» **DATA FOR THIS EXERCISE**
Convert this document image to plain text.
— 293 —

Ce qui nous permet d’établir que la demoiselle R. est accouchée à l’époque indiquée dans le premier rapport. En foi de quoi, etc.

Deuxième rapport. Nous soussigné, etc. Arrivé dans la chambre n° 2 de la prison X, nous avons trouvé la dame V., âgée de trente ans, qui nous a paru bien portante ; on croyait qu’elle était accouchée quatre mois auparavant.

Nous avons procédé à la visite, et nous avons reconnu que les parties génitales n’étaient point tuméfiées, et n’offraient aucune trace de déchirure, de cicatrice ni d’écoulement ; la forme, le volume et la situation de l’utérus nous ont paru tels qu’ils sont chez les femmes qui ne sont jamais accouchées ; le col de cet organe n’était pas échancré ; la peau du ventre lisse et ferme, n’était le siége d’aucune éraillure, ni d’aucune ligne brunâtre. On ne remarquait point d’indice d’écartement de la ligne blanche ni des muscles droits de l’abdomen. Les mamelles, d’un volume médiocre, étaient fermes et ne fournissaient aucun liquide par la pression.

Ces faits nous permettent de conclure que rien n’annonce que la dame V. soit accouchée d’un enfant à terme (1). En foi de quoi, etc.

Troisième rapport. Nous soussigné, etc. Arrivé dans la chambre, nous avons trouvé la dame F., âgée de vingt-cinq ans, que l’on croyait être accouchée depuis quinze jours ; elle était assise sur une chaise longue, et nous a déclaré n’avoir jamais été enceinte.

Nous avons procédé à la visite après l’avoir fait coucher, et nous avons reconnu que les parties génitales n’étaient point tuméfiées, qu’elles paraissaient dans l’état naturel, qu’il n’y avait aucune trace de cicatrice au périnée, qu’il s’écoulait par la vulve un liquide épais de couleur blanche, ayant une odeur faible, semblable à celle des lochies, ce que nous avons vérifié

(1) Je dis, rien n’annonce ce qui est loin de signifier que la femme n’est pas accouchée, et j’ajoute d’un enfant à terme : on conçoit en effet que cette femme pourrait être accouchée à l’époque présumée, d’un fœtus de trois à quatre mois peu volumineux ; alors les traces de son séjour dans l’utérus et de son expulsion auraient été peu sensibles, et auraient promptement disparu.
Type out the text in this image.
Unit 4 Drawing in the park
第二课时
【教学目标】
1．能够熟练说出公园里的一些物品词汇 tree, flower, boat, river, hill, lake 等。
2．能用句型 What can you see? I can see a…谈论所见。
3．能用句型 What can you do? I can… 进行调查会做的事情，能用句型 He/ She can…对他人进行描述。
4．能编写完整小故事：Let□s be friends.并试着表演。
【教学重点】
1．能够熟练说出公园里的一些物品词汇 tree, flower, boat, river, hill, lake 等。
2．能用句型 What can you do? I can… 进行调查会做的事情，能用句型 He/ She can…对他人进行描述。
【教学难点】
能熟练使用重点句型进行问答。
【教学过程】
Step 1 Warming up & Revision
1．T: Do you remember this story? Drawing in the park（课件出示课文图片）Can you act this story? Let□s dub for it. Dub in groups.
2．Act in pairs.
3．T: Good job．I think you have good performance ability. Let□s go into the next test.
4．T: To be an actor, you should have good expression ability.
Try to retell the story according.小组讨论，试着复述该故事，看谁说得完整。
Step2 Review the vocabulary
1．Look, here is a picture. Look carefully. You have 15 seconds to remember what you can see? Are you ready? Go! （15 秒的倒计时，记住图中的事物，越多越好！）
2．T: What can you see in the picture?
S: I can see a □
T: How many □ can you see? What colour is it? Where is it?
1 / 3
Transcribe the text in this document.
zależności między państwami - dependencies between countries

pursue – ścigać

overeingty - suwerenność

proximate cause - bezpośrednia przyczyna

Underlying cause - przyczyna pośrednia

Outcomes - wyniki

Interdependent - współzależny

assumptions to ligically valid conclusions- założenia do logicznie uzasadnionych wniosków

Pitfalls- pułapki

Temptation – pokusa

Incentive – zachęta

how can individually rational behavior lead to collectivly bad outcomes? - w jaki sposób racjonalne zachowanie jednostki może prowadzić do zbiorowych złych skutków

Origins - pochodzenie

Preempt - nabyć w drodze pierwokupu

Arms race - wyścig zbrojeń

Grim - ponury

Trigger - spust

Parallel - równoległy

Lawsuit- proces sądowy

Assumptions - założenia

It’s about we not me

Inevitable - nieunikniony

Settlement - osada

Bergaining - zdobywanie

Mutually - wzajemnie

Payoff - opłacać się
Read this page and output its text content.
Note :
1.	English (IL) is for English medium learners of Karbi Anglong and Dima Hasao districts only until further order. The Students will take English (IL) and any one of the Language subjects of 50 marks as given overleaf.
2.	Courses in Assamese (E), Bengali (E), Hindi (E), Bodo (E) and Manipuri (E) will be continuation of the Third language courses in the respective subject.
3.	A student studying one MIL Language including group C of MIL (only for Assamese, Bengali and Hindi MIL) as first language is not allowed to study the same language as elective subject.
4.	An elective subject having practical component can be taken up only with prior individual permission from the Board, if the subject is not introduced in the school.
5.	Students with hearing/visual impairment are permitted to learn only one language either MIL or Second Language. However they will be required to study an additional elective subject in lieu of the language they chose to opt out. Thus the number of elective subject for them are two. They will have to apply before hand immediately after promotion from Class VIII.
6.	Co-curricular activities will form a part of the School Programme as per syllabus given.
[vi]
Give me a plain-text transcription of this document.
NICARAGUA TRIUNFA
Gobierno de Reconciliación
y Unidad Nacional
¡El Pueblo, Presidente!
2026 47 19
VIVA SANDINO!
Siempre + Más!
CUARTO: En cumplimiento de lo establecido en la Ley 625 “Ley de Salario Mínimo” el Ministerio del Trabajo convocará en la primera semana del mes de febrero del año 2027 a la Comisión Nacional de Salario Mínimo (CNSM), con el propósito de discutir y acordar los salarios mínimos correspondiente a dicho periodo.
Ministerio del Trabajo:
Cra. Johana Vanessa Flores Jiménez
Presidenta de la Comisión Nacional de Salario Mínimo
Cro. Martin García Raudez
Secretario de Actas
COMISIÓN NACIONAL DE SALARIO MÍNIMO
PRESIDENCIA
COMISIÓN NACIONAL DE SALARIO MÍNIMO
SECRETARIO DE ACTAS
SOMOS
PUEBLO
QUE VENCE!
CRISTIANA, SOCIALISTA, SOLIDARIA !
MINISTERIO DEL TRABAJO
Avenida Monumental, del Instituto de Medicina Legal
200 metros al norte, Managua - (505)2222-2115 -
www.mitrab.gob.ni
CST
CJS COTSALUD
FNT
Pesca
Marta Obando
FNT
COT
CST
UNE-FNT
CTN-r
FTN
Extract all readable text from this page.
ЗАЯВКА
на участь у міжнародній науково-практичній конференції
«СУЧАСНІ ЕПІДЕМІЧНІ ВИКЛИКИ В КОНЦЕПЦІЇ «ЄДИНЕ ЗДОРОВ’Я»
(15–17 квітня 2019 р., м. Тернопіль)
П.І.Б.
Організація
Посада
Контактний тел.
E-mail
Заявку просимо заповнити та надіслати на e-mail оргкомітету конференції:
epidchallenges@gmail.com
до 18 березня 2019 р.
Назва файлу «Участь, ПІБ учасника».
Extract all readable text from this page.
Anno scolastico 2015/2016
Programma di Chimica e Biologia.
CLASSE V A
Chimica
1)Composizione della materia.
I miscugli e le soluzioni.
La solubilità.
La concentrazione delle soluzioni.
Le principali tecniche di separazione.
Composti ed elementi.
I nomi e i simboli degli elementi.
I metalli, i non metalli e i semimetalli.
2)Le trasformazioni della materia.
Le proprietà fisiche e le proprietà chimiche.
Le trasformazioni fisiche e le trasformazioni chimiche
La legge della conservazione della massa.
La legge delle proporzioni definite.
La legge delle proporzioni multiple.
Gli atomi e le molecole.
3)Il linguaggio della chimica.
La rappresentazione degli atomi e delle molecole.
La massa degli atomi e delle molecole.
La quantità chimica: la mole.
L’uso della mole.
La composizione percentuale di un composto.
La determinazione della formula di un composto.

» **WORK REQUIRED**
Gather every line from the listing above in which "will" appears, and copy those lines.

» **OUTPUT BELOW**
1.	English (IL) is for English medium learners of Karbi Anglong and Dima Hasao districts only until further order. The Students will take English (IL) and any one of the Language subjects of 50 marks as given overleaf.
2.	Courses in Assamese (E), Bengali (E), Hindi (E), Bodo (E) and Manipuri (E) will be continuation of the Third language courses in the respective subject.
5.	Students with hearing/visual impairment are permitted to learn only one language either MIL or Second Language. However they will be required to study an additional elective subject in lieu of the language they chose to opt out. Thus the number of elective subject for them are two. They will have to apply before hand immediately after promotion from Class VIII.
6.	Co-curricular activities will form a part of the School Programme as per syllabus given.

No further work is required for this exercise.